▸ **Exercise details**
Transcribe every line, keeping it exact.
====== Provided entries ======
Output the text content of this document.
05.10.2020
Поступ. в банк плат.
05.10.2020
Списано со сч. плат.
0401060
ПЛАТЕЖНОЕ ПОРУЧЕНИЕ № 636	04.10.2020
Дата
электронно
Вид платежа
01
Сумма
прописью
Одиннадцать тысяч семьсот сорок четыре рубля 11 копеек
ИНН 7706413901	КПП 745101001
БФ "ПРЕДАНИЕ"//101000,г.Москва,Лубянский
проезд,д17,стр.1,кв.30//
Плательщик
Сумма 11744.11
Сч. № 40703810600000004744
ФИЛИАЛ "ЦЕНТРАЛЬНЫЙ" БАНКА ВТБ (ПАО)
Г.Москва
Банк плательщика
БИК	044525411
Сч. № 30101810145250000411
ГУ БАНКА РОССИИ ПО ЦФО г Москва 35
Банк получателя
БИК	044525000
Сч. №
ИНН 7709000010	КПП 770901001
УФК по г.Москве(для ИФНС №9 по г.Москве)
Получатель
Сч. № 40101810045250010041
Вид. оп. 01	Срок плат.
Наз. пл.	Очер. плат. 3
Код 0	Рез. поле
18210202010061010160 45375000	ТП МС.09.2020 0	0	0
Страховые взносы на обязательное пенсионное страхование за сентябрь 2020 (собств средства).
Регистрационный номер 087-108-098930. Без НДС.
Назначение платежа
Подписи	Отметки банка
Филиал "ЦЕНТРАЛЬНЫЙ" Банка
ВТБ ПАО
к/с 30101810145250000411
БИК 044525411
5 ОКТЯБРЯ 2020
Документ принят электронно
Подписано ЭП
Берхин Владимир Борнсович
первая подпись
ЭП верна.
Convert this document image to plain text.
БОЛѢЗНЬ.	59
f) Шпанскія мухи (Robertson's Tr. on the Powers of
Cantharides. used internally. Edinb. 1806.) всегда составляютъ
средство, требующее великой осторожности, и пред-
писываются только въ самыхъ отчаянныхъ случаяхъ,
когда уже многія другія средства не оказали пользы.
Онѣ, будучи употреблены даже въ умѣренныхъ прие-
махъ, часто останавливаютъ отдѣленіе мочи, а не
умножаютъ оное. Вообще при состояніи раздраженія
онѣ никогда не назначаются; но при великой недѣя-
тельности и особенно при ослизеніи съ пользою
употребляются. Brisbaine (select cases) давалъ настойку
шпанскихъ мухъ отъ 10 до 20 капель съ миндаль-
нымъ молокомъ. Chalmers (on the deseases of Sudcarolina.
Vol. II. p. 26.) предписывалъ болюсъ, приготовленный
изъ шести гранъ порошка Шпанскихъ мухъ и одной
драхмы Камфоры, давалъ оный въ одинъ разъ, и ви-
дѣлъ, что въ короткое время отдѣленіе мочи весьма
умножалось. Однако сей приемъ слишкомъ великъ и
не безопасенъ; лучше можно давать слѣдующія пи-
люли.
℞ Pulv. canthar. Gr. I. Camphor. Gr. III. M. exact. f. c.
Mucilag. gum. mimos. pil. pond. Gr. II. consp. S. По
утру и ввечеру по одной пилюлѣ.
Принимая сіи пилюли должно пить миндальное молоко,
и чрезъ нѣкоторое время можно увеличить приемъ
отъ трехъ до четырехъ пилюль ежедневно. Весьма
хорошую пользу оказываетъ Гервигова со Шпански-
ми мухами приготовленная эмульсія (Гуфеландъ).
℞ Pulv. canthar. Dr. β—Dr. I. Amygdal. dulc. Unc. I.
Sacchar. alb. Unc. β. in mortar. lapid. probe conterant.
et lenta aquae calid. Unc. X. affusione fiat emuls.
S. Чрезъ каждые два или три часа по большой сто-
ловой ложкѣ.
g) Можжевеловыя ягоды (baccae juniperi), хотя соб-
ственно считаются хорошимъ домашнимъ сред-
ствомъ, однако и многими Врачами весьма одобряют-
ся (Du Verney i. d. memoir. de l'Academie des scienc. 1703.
======
▸ **Solved problem**
Output the text content of this document.
05.10.2020
Поступ. в банк плат.
05.10.2020
Списано со сч. плат.
0401060
ПЛАТЕЖНОЕ ПОРУЧЕНИЕ № 636	04.10.2020
Дата
электронно
Вид платежа
01
Сумма
прописью
Одиннадцать тысяч семьсот сорок четыре рубля 11 копеек
ИНН 7706413901	КПП 745101001
БФ "ПРЕДАНИЕ"//101000,г.Москва,Лубянский
проезд,д17,стр.1,кв.30//
Плательщик
Сумма 11744.11
Сч. № 40703810600000004744
ФИЛИАЛ "ЦЕНТРАЛЬНЫЙ" БАНКА ВТБ (ПАО)
Г.Москва
Банк плательщика
БИК	044525411
Сч. № 30101810145250000411
ГУ БАНКА РОССИИ ПО ЦФО г Москва 35
Банк получателя
БИК	044525000
Сч. №
ИНН 7709000010	КПП 770901001
УФК по г.Москве(для ИФНС №9 по г.Москве)
Получатель
Сч. № 40101810045250010041
Вид. оп. 01	Срок плат.
Наз. пл.	Очер. плат. 3
Код 0	Рез. поле
18210202010061010160 45375000	ТП МС.09.2020 0	0	0
Страховые взносы на обязательное пенсионное страхование за сентябрь 2020 (собств средства).
Регистрационный номер 087-108-098930. Без НДС.
Назначение платежа
Подписи	Отметки банка
Филиал "ЦЕНТРАЛЬНЫЙ" Банка
ВТБ ПАО
к/с 30101810145250000411
БИК 044525411
5 ОКТЯБРЯ 2020
Документ принят электронно
Подписано ЭП
Берхин Владимир Борнсович
первая подпись
ЭП верна.
Convert this document image to plain text.
БОЛѢЗНЬ.	59
f) Шпанскія мухи (Robertson's Tr. on the Powers of
Cantharides. used internally. Edinb. 1806.) всегда составляютъ
средство, требующее великой осторожности, и пред-
писываются только въ самыхъ отчаянныхъ случаяхъ,
когда уже многія другія средства не оказали пользы.
Онѣ, будучи употреблены даже въ умѣренныхъ прие-
махъ, часто останавливаютъ отдѣленіе мочи, а не
умножаютъ оное. Вообще при состояніи раздраженія
онѣ никогда не назначаются; но при великой недѣя-
тельности и особенно при ослизеніи съ пользою
употребляются. Brisbaine (select cases) давалъ настойку
шпанскихъ мухъ отъ 10 до 20 капель съ миндаль-
нымъ молокомъ. Chalmers (on the deseases of Sudcarolina.
Vol. II. p. 26.) предписывалъ болюсъ, приготовленный
изъ шести гранъ порошка Шпанскихъ мухъ и одной
драхмы Камфоры, давалъ оный въ одинъ разъ, и ви-
дѣлъ, что въ короткое время отдѣленіе мочи весьма
умножалось. Однако сей приемъ слишкомъ великъ и
не безопасенъ; лучше можно давать слѣдующія пи-
люли.
℞ Pulv. canthar. Gr. I. Camphor. Gr. III. M. exact. f. c.
Mucilag. gum. mimos. pil. pond. Gr. II. consp. S. По
утру и ввечеру по одной пилюлѣ.
Принимая сіи пилюли должно пить миндальное молоко,
и чрезъ нѣкоторое время можно увеличить приемъ
отъ трехъ до четырехъ пилюль ежедневно. Весьма
хорошую пользу оказываетъ Гервигова со Шпански-
ми мухами приготовленная эмульсія (Гуфеландъ).
℞ Pulv. canthar. Dr. β—Dr. I. Amygdal. dulc. Unc. I.
Sacchar. alb. Unc. β. in mortar. lapid. probe conterant.
et lenta aquae calid. Unc. X. affusione fiat emuls.
S. Чрезъ каждые два или три часа по большой сто-
ловой ложкѣ.
g) Можжевеловыя ягоды (baccae juniperi), хотя соб-
ственно считаются хорошимъ домашнимъ сред-
ствомъ, однако и многими Врачами весьма одобряют-
ся (Du Verney i. d. memoir. de l'Academie des scienc. 1703.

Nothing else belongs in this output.